Only the pictures stay out; every record is to be quoted exactly.
-----
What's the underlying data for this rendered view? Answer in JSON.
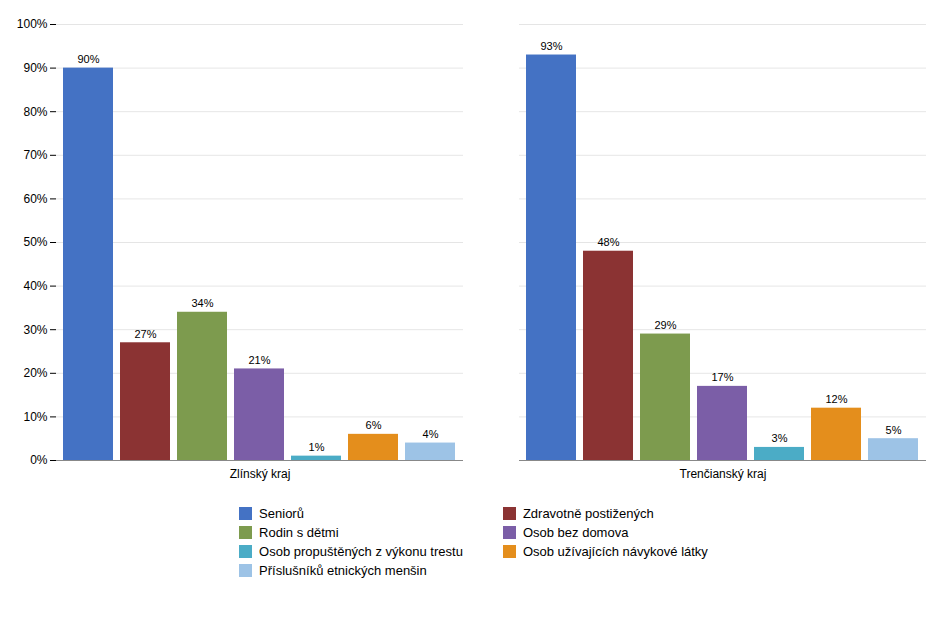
{
  "chart_data": {
    "type": "bar",
    "categories": [
      "Zlínský kraj",
      "Trenčianský kraj"
    ],
    "series": [
      {
        "name": "Seniorů",
        "color": "#4472C4",
        "values": [
          90,
          93
        ],
        "value_labels": [
          "90%",
          "93%"
        ]
      },
      {
        "name": "Zdravotně postižených",
        "color": "#8B3333",
        "values": [
          27,
          48
        ],
        "value_labels": [
          "27%",
          "48%"
        ]
      },
      {
        "name": "Rodin s dětmi",
        "color": "#7D9B4E",
        "values": [
          34,
          29
        ],
        "value_labels": [
          "34%",
          "29%"
        ]
      },
      {
        "name": "Osob bez domova",
        "color": "#7B5EA7",
        "values": [
          21,
          17
        ],
        "value_labels": [
          "21%",
          "17%"
        ]
      },
      {
        "name": "Osob propuštěných z výkonu trestu",
        "color": "#4BACC6",
        "values": [
          1,
          3
        ],
        "value_labels": [
          "1%",
          "3%"
        ]
      },
      {
        "name": "Osob užívajících návykové látky",
        "color": "#E48E1C",
        "values": [
          6,
          12
        ],
        "value_labels": [
          "6%",
          "12%"
        ]
      },
      {
        "name": "Příslušníků etnických menšin",
        "color": "#9DC3E6",
        "values": [
          4,
          5
        ],
        "value_labels": [
          "4%",
          "5%"
        ]
      }
    ],
    "ylim": [
      0,
      100
    ],
    "yticks": [
      {
        "value": 0,
        "label": "0%"
      },
      {
        "value": 10,
        "label": "10%"
      },
      {
        "value": 20,
        "label": "20%"
      },
      {
        "value": 30,
        "label": "30%"
      },
      {
        "value": 40,
        "label": "40%"
      },
      {
        "value": 50,
        "label": "50%"
      },
      {
        "value": 60,
        "label": "60%"
      },
      {
        "value": 70,
        "label": "70%"
      },
      {
        "value": 80,
        "label": "80%"
      },
      {
        "value": 90,
        "label": "90%"
      },
      {
        "value": 100,
        "label": "100%"
      }
    ],
    "grid": true,
    "data_labels": true,
    "legend": "bottom"
  }
}
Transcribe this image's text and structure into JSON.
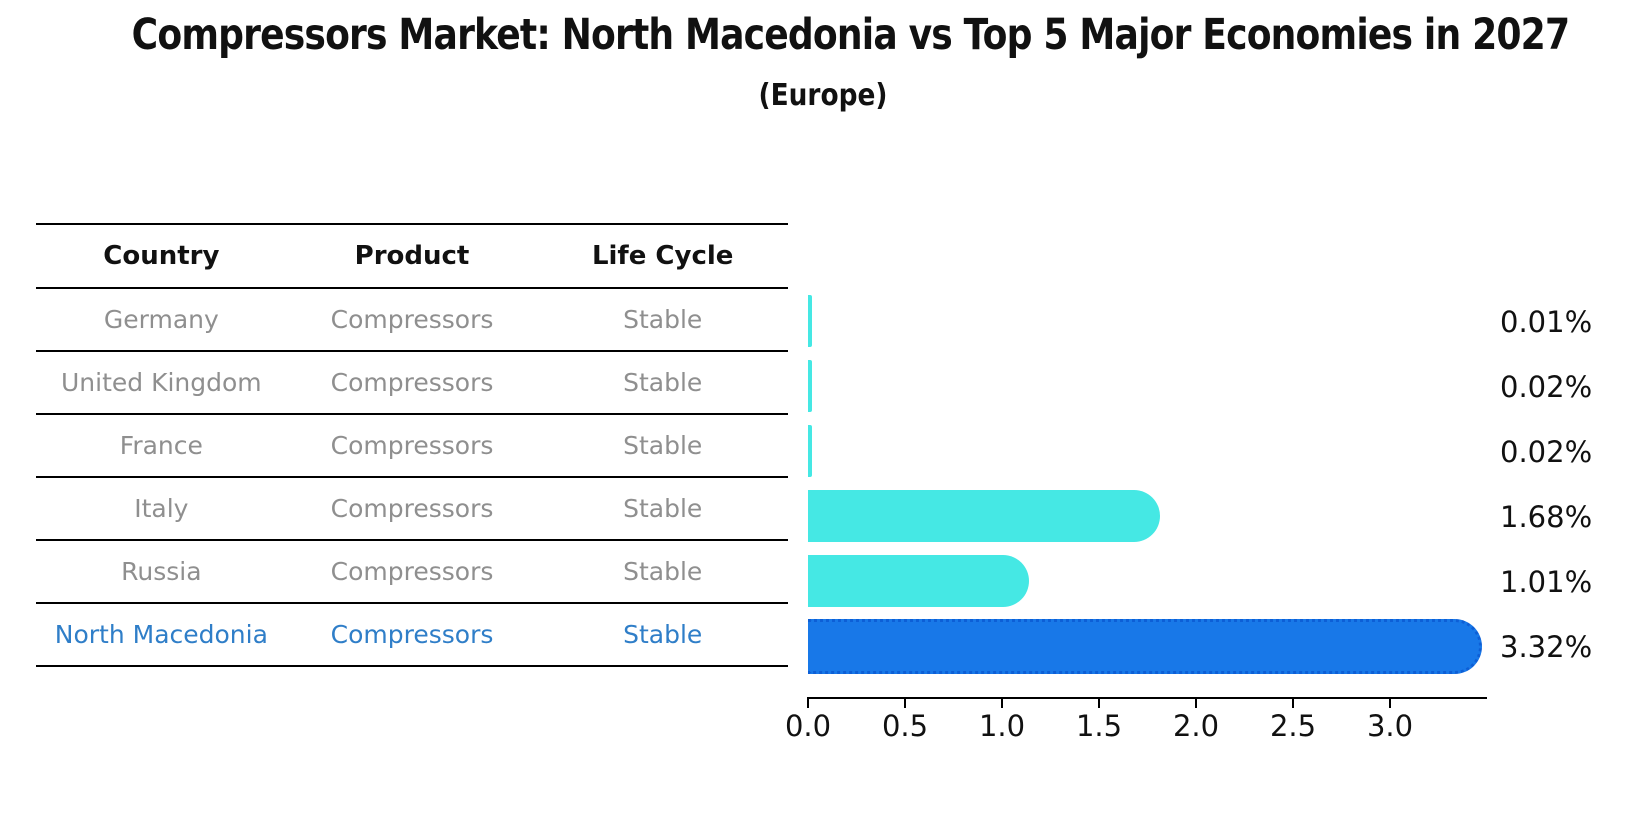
{
  "title": "Compressors Market: North Macedonia vs Top 5 Major Economies in 2027",
  "subtitle": "(Europe)",
  "table": {
    "headers": [
      "Country",
      "Product",
      "Life Cycle"
    ],
    "rows": [
      {
        "country": "Germany",
        "product": "Compressors",
        "life_cycle": "Stable",
        "highlight": false
      },
      {
        "country": "United Kingdom",
        "product": "Compressors",
        "life_cycle": "Stable",
        "highlight": false
      },
      {
        "country": "France",
        "product": "Compressors",
        "life_cycle": "Stable",
        "highlight": false
      },
      {
        "country": "Italy",
        "product": "Compressors",
        "life_cycle": "Stable",
        "highlight": false
      },
      {
        "country": "Russia",
        "product": "Compressors",
        "life_cycle": "Stable",
        "highlight": false
      },
      {
        "country": "North Macedonia",
        "product": "Compressors",
        "life_cycle": "Stable",
        "highlight": true
      }
    ]
  },
  "chart_data": {
    "type": "bar",
    "orientation": "horizontal",
    "title": "Compressors Market: North Macedonia vs Top 5 Major Economies in 2027",
    "subtitle": "(Europe)",
    "categories": [
      "Germany",
      "United Kingdom",
      "France",
      "Italy",
      "Russia",
      "North Macedonia"
    ],
    "values": [
      0.01,
      0.02,
      0.02,
      1.68,
      1.01,
      3.32
    ],
    "value_labels": [
      "0.01%",
      "0.02%",
      "0.02%",
      "1.68%",
      "1.01%",
      "3.32%"
    ],
    "xticks": [
      "0.0",
      "0.5",
      "1.0",
      "1.5",
      "2.0",
      "2.5",
      "3.0"
    ],
    "xlim": [
      0,
      3.45
    ],
    "grid": false,
    "legend": "none",
    "highlight_index": 5
  },
  "colors": {
    "bar_default": "#45e8e4",
    "bar_highlight": "#1878e8",
    "highlight_text": "#2f7ec8",
    "row_text": "#8f8f8f",
    "header_text": "#111111",
    "line": "#000000"
  }
}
-----
▶ **Response**:
What's the underlying data for this rendered view? Answer in JSON.
{
  "chart_data": {
    "type": "bar",
    "categories": [
      "Zlínský kraj",
      "Trenčianský kraj"
    ],
    "series": [
      {
        "name": "Seniorů",
        "color": "#4472C4",
        "values": [
          90,
          93
        ],
        "value_labels": [
          "90%",
          "93%"
        ]
      },
      {
        "name": "Zdravotně postižených",
        "color": "#8B3333",
        "values": [
          27,
          48
        ],
        "value_labels": [
          "27%",
          "48%"
        ]
      },
      {
        "name": "Rodin s dětmi",
        "color": "#7D9B4E",
        "values": [
          34,
          29
        ],
        "value_labels": [
          "34%",
          "29%"
        ]
      },
      {
        "name": "Osob bez domova",
        "color": "#7B5EA7",
        "values": [
          21,
          17
        ],
        "value_labels": [
          "21%",
          "17%"
        ]
      },
      {
        "name": "Osob propuštěných z výkonu trestu",
        "color": "#4BACC6",
        "values": [
          1,
          3
        ],
        "value_labels": [
          "1%",
          "3%"
        ]
      },
      {
        "name": "Osob užívajících návykové látky",
        "color": "#E48E1C",
        "values": [
          6,
          12
        ],
        "value_labels": [
          "6%",
          "12%"
        ]
      },
      {
        "name": "Příslušníků etnických menšin",
        "color": "#9DC3E6",
        "values": [
          4,
          5
        ],
        "value_labels": [
          "4%",
          "5%"
        ]
      }
    ],
    "ylim": [
      0,
      100
    ],
    "yticks": [
      {
        "value": 0,
        "label": "0%"
      },
      {
        "value": 10,
        "label": "10%"
      },
      {
        "value": 20,
        "label": "20%"
      },
      {
        "value": 30,
        "label": "30%"
      },
      {
        "value": 40,
        "label": "40%"
      },
      {
        "value": 50,
        "label": "50%"
      },
      {
        "value": 60,
        "label": "60%"
      },
      {
        "value": 70,
        "label": "70%"
      },
      {
        "value": 80,
        "label": "80%"
      },
      {
        "value": 90,
        "label": "90%"
      },
      {
        "value": 100,
        "label": "100%"
      }
    ],
    "grid": true,
    "data_labels": true,
    "legend": "bottom"
  }
}
Transcribe this image's text and structure into JSON.
{
  "title": "Compressors Market: North Macedonia vs Top 5 Major Economies in 2027",
  "subtitle": "(Europe)",
  "table": {
    "headers": [
      "Country",
      "Product",
      "Life Cycle"
    ],
    "rows": [
      {
        "country": "Germany",
        "product": "Compressors",
        "life_cycle": "Stable",
        "highlight": false
      },
      {
        "country": "United Kingdom",
        "product": "Compressors",
        "life_cycle": "Stable",
        "highlight": false
      },
      {
        "country": "France",
        "product": "Compressors",
        "life_cycle": "Stable",
        "highlight": false
      },
      {
        "country": "Italy",
        "product": "Compressors",
        "life_cycle": "Stable",
        "highlight": false
      },
      {
        "country": "Russia",
        "product": "Compressors",
        "life_cycle": "Stable",
        "highlight": false
      },
      {
        "country": "North Macedonia",
        "product": "Compressors",
        "life_cycle": "Stable",
        "highlight": true
      }
    ]
  },
  "chart_data": {
    "type": "bar",
    "orientation": "horizontal",
    "title": "Compressors Market: North Macedonia vs Top 5 Major Economies in 2027",
    "subtitle": "(Europe)",
    "categories": [
      "Germany",
      "United Kingdom",
      "France",
      "Italy",
      "Russia",
      "North Macedonia"
    ],
    "values": [
      0.01,
      0.02,
      0.02,
      1.68,
      1.01,
      3.32
    ],
    "value_labels": [
      "0.01%",
      "0.02%",
      "0.02%",
      "1.68%",
      "1.01%",
      "3.32%"
    ],
    "xticks": [
      "0.0",
      "0.5",
      "1.0",
      "1.5",
      "2.0",
      "2.5",
      "3.0"
    ],
    "xlim": [
      0,
      3.45
    ],
    "grid": false,
    "legend": "none",
    "highlight_index": 5
  },
  "colors": {
    "bar_default": "#45e8e4",
    "bar_highlight": "#1878e8",
    "highlight_text": "#2f7ec8",
    "row_text": "#8f8f8f",
    "header_text": "#111111",
    "line": "#000000"
  }
}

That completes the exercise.